→ **WHAT YOU SHOULD DO**
From the entries below, extract every line that includes the word "结构技巧".

☆ ☆ ☆ ☆ ☆ ☆ ☆

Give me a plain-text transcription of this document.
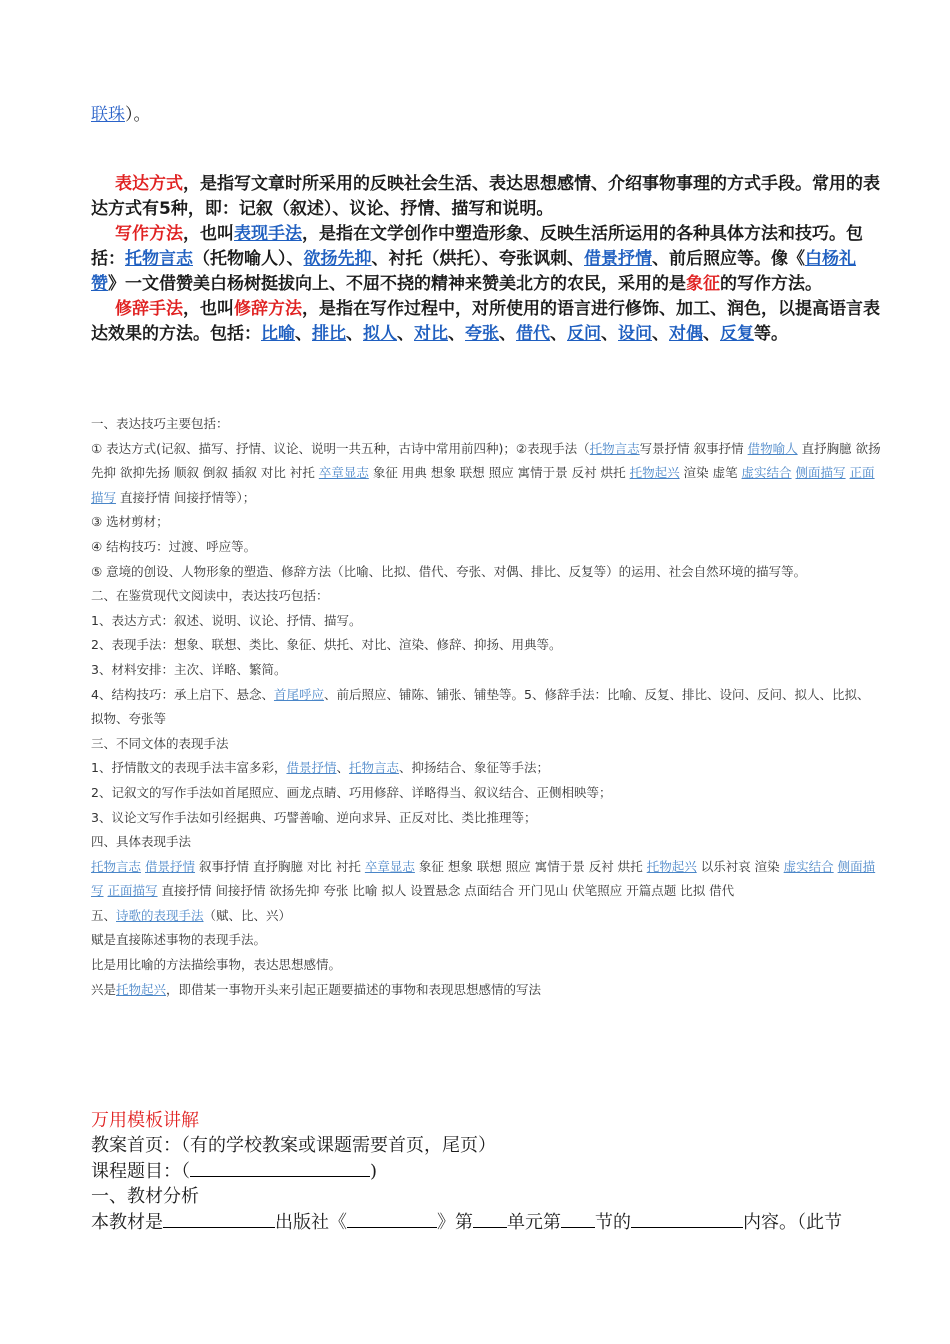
联珠）。

表达方式，是指写文章时所采用的反映社会生活、表达思想感情、介绍事物事理的方式手段。常用的表达方式有5种，即：记叙（叙述）、议论、抒情、描写和说明。

写作方法，也叫表现手法，是指在文学创作中塑造形象、反映生活所运用的各种具体方法和技巧。包括：托物言志（托物喻人）、欲扬先抑、衬托（烘托）、夸张讽刺、借景抒情、前后照应等。像《白杨礼赞》一文借赞美白杨树挺拔向上、不屈不挠的精神来赞美北方的农民，采用的是象征的写作方法。

修辞手法，也叫修辞方法，是指在写作过程中，对所使用的语言进行修饰、加工、润色，以提高语言表达效果的方法。包括：比喻、排比、拟人、对比、夸张、借代、反问、设问、对偶、反复等。

一、表达技巧主要包括：

① 表达方式(记叙、描写、抒情、议论、说明一共五种，古诗中常用前四种)；②表现手法（托物言志写景抒情 叙事抒情 借物喻人 直抒胸臆 欲扬先抑 欲抑先扬 顺叙 倒叙 插叙 对比 衬托 卒章显志 象征 用典 想象 联想 照应 寓情于景 反衬 烘托 托物起兴 渲染 虚笔 虚实结合 侧面描写 正面描写 直接抒情 间接抒情等）；

③ 选材剪材；

④ 结构技巧：过渡、呼应等。

⑤ 意境的创设、人物形象的塑造、修辞方法（比喻、比拟、借代、夸张、对偶、排比、反复等）的运用、社会自然环境的描写等。

二、在鉴赏现代文阅读中，表达技巧包括：

1、表达方式：叙述、说明、议论、抒情、描写。

2、表现手法：想象、联想、类比、象征、烘托、对比、渲染、修辞、抑扬、用典等。

3、材料安排：主次、详略、繁简。

4、结构技巧：承上启下、悬念、首尾呼应、前后照应、铺陈、铺张、铺垫等。5、修辞手法：比喻、反复、排比、设问、反问、拟人、比拟、拟物、夸张等

三、不同文体的表现手法

1、抒情散文的表现手法丰富多彩，借景抒情、托物言志、抑扬结合、象征等手法；

2、记叙文的写作手法如首尾照应、画龙点睛、巧用修辞、详略得当、叙议结合、正侧相映等；

3、议论文写作手法如引经据典、巧譬善喻、逆向求异、正反对比、类比推理等；

四、具体表现手法

托物言志 借景抒情 叙事抒情 直抒胸臆 对比 衬托 卒章显志 象征 想象 联想 照应 寓情于景 反衬 烘托 托物起兴 以乐衬哀 渲染 虚实结合 侧面描写 正面描写 直接抒情 间接抒情 欲扬先抑 夸张 比喻 拟人 设置悬念 点面结合 开门见山 伏笔照应 开篇点题 比拟 借代

五、诗歌的表现手法（赋、比、兴）

赋是直接陈述事物的表现手法。

比是用比喻的方法描绘事物，表达思想感情。

兴是托物起兴，即借某一事物开头来引起正题要描述的事物和表现思想感情的写法

万用模板讲解

教案首页：（有的学校教案或课题需要首页，尾页）

课程题目：（	)

一、教材分析

本教材是	出版社《	》第 单元第 节的	内容。（此节
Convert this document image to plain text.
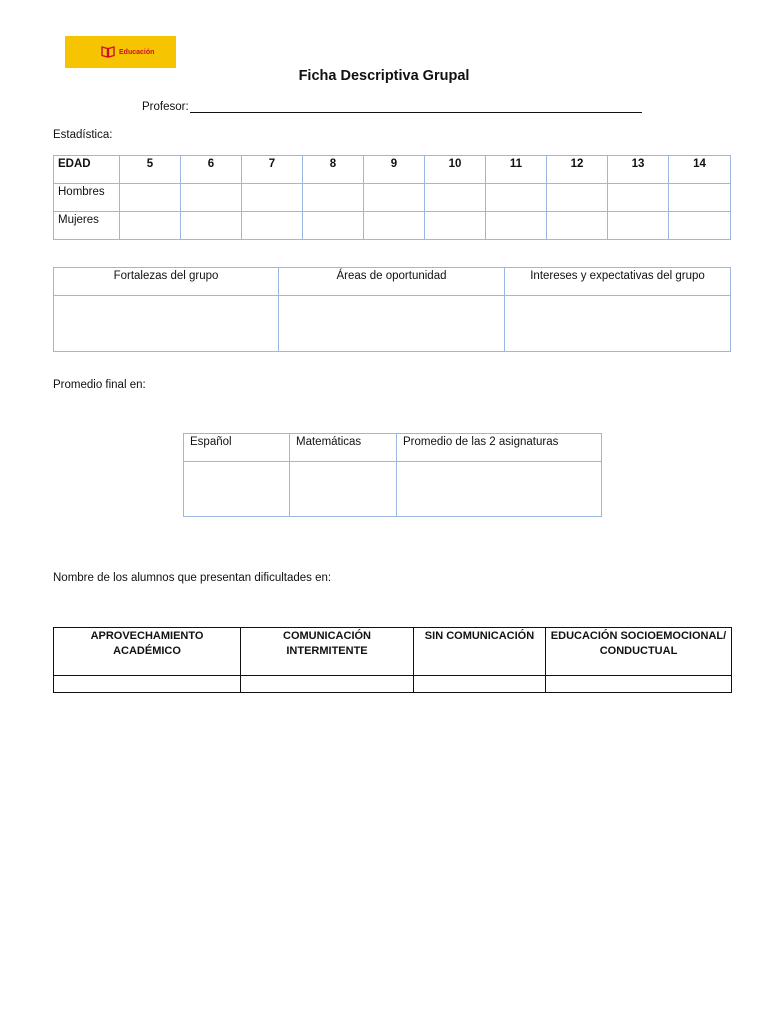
Educación
Ficha Descriptiva Grupal
Profesor:
Estadística:
EDAD	5	6	7	8	9	10	11	12	13	14
Hombres										
Mujeres										
Fortalezas del grupo	Áreas de oportunidad	Intereses y expectativas del grupo

Promedio final en:
Español	Matemáticas	Promedio de las 2 asignaturas

Nombre de los alumnos que presentan dificultades en:
APROVECHAMIENTO ACADÉMICO	COMUNICACIÓN INTERMITENTE	SIN COMUNICACIÓN	EDUCACIÓN SOCIOEMOCIONAL/ CONDUCTUAL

☆ ☆ ☆ ☆ ☆ ☆ ☆

→ **THE RESPONSE**
④ 结构技巧：过渡、呼应等。
4、结构技巧：承上启下、悬念、首尾呼应、前后照应、铺陈、铺张、铺垫等。5、修辞手法：比喻、反复、排比、设问、反问、拟人、比拟、拟物、夸张等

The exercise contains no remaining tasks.